▶ **What the exercise asks**
Output the data below in full, byte for byte. Nothing may differ.

▶ **Input for this task**
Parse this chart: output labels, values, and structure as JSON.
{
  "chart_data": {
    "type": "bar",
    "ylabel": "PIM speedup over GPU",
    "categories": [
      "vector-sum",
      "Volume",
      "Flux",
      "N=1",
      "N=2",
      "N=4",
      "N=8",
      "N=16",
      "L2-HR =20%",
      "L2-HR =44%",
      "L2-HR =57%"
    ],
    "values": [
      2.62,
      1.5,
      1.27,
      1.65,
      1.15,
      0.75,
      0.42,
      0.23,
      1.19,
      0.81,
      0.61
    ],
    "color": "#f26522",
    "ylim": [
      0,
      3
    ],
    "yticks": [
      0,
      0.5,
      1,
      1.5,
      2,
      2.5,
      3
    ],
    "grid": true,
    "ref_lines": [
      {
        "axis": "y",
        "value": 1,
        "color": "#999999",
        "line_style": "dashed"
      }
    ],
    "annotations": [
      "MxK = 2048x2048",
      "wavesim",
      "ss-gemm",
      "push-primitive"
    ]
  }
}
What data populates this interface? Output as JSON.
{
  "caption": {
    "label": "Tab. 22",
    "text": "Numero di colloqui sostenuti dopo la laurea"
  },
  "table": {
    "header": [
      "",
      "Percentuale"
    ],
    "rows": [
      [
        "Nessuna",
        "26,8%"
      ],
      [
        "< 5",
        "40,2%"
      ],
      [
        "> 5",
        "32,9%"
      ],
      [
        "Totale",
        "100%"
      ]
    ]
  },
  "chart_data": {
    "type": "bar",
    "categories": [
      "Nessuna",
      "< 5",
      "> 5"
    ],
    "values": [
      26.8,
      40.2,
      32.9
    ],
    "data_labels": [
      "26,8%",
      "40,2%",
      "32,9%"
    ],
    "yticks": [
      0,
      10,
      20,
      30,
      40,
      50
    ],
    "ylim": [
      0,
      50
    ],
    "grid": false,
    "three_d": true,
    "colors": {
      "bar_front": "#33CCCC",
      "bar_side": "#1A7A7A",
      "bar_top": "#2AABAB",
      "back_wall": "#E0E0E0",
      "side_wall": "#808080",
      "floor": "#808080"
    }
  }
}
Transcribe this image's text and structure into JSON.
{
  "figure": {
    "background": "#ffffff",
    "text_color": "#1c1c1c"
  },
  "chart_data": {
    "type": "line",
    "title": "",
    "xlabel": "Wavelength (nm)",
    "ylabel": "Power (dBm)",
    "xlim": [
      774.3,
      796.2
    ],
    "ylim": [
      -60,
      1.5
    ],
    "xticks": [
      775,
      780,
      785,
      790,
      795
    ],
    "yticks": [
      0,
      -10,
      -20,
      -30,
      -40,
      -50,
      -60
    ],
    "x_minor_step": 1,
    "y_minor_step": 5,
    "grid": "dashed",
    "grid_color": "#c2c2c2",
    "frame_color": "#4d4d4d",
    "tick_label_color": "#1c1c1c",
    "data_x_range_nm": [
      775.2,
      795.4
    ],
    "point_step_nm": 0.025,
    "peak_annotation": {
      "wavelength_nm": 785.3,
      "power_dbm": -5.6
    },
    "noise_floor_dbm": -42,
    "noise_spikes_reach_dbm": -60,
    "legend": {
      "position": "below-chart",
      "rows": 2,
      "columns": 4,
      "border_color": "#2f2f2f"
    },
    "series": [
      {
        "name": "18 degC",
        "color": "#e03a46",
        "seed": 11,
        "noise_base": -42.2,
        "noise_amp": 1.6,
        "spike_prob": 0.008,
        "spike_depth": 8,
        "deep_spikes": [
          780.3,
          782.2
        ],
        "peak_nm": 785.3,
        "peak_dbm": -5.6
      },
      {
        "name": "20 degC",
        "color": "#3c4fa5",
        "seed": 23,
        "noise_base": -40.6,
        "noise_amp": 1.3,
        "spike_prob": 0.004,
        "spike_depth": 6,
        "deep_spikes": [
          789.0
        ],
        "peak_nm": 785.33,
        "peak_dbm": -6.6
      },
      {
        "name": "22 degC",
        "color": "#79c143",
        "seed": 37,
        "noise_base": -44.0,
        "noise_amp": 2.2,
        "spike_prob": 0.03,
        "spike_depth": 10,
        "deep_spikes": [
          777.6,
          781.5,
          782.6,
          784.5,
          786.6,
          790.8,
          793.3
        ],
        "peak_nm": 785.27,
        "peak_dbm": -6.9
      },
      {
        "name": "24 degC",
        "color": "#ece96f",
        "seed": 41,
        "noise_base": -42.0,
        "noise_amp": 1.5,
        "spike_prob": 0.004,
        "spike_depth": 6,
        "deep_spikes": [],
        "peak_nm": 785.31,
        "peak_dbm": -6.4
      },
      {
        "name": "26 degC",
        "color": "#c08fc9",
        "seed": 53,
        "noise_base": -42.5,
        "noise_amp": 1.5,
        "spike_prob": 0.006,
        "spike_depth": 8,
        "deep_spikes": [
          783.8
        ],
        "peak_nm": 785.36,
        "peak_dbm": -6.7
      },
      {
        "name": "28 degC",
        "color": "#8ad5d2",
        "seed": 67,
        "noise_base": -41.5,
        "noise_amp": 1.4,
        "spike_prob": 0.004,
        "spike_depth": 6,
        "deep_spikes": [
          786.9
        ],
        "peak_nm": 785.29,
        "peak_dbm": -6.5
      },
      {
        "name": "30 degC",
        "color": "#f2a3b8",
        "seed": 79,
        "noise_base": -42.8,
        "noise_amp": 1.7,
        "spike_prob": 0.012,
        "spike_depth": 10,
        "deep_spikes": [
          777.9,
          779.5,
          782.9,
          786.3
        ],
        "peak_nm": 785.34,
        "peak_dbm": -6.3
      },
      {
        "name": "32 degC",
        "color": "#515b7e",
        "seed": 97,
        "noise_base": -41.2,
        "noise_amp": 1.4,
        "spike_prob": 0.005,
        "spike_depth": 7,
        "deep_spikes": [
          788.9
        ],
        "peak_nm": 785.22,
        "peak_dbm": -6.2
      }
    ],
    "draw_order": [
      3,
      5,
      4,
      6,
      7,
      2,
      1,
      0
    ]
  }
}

▶ **Exercise response**
Parse this chart: output labels, values, and structure as JSON.
{
  "chart_data": {
    "type": "bar",
    "ylabel": "PIM speedup over GPU",
    "categories": [
      "vector-sum",
      "Volume",
      "Flux",
      "N=1",
      "N=2",
      "N=4",
      "N=8",
      "N=16",
      "L2-HR =20%",
      "L2-HR =44%",
      "L2-HR =57%"
    ],
    "values": [
      2.62,
      1.5,
      1.27,
      1.65,
      1.15,
      0.75,
      0.42,
      0.23,
      1.19,
      0.81,
      0.61
    ],
    "color": "#f26522",
    "ylim": [
      0,
      3
    ],
    "yticks": [
      0,
      0.5,
      1,
      1.5,
      2,
      2.5,
      3
    ],
    "grid": true,
    "ref_lines": [
      {
        "axis": "y",
        "value": 1,
        "color": "#999999",
        "line_style": "dashed"
      }
    ],
    "annotations": [
      "MxK = 2048x2048",
      "wavesim",
      "ss-gemm",
      "push-primitive"
    ]
  }
}
What data populates this interface? Output as JSON.
{
  "caption": {
    "label": "Tab. 22",
    "text": "Numero di colloqui sostenuti dopo la laurea"
  },
  "table": {
    "header": [
      "",
      "Percentuale"
    ],
    "rows": [
      [
        "Nessuna",
        "26,8%"
      ],
      [
        "< 5",
        "40,2%"
      ],
      [
        "> 5",
        "32,9%"
      ],
      [
        "Totale",
        "100%"
      ]
    ]
  },
  "chart_data": {
    "type": "bar",
    "categories": [
      "Nessuna",
      "< 5",
      "> 5"
    ],
    "values": [
      26.8,
      40.2,
      32.9
    ],
    "data_labels": [
      "26,8%",
      "40,2%",
      "32,9%"
    ],
    "yticks": [
      0,
      10,
      20,
      30,
      40,
      50
    ],
    "ylim": [
      0,
      50
    ],
    "grid": false,
    "three_d": true,
    "colors": {
      "bar_front": "#33CCCC",
      "bar_side": "#1A7A7A",
      "bar_top": "#2AABAB",
      "back_wall": "#E0E0E0",
      "side_wall": "#808080",
      "floor": "#808080"
    }
  }
}
Transcribe this image's text and structure into JSON.
{
  "figure": {
    "background": "#ffffff",
    "text_color": "#1c1c1c"
  },
  "chart_data": {
    "type": "line",
    "title": "",
    "xlabel": "Wavelength (nm)",
    "ylabel": "Power (dBm)",
    "xlim": [
      774.3,
      796.2
    ],
    "ylim": [
      -60,
      1.5
    ],
    "xticks": [
      775,
      780,
      785,
      790,
      795
    ],
    "yticks": [
      0,
      -10,
      -20,
      -30,
      -40,
      -50,
      -60
    ],
    "x_minor_step": 1,
    "y_minor_step": 5,
    "grid": "dashed",
    "grid_color": "#c2c2c2",
    "frame_color": "#4d4d4d",
    "tick_label_color": "#1c1c1c",
    "data_x_range_nm": [
      775.2,
      795.4
    ],
    "point_step_nm": 0.025,
    "peak_annotation": {
      "wavelength_nm": 785.3,
      "power_dbm": -5.6
    },
    "noise_floor_dbm": -42,
    "noise_spikes_reach_dbm": -60,
    "legend": {
      "position": "below-chart",
      "rows": 2,
      "columns": 4,
      "border_color": "#2f2f2f"
    },
    "series": [
      {
        "name": "18 degC",
        "color": "#e03a46",
        "seed": 11,
        "noise_base": -42.2,
        "noise_amp": 1.6,
        "spike_prob": 0.008,
        "spike_depth": 8,
        "deep_spikes": [
          780.3,
          782.2
        ],
        "peak_nm": 785.3,
        "peak_dbm": -5.6
      },
      {
        "name": "20 degC",
        "color": "#3c4fa5",
        "seed": 23,
        "noise_base": -40.6,
        "noise_amp": 1.3,
        "spike_prob": 0.004,
        "spike_depth": 6,
        "deep_spikes": [
          789.0
        ],
        "peak_nm": 785.33,
        "peak_dbm": -6.6
      },
      {
        "name": "22 degC",
        "color": "#79c143",
        "seed": 37,
        "noise_base": -44.0,
        "noise_amp": 2.2,
        "spike_prob": 0.03,
        "spike_depth": 10,
        "deep_spikes": [
          777.6,
          781.5,
          782.6,
          784.5,
          786.6,
          790.8,
          793.3
        ],
        "peak_nm": 785.27,
        "peak_dbm": -6.9
      },
      {
        "name": "24 degC",
        "color": "#ece96f",
        "seed": 41,
        "noise_base": -42.0,
        "noise_amp": 1.5,
        "spike_prob": 0.004,
        "spike_depth": 6,
        "deep_spikes": [],
        "peak_nm": 785.31,
        "peak_dbm": -6.4
      },
      {
        "name": "26 degC",
        "color": "#c08fc9",
        "seed": 53,
        "noise_base": -42.5,
        "noise_amp": 1.5,
        "spike_prob": 0.006,
        "spike_depth": 8,
        "deep_spikes": [
          783.8
        ],
        "peak_nm": 785.36,
        "peak_dbm": -6.7
      },
      {
        "name": "28 degC",
        "color": "#8ad5d2",
        "seed": 67,
        "noise_base": -41.5,
        "noise_amp": 1.4,
        "spike_prob": 0.004,
        "spike_depth": 6,
        "deep_spikes": [
          786.9
        ],
        "peak_nm": 785.29,
        "peak_dbm": -6.5
      },
      {
        "name": "30 degC",
        "color": "#f2a3b8",
        "seed": 79,
        "noise_base": -42.8,
        "noise_amp": 1.7,
        "spike_prob": 0.012,
        "spike_depth": 10,
        "deep_spikes": [
          777.9,
          779.5,
          782.9,
          786.3
        ],
        "peak_nm": 785.34,
        "peak_dbm": -6.3
      },
      {
        "name": "32 degC",
        "color": "#515b7e",
        "seed": 97,
        "noise_base": -41.2,
        "noise_amp": 1.4,
        "spike_prob": 0.005,
        "spike_depth": 7,
        "deep_spikes": [
          788.9
        ],
        "peak_nm": 785.22,
        "peak_dbm": -6.2
      }
    ],
    "draw_order": [
      3,
      5,
      4,
      6,
      7,
      2,
      1,
      0
    ]
  }
}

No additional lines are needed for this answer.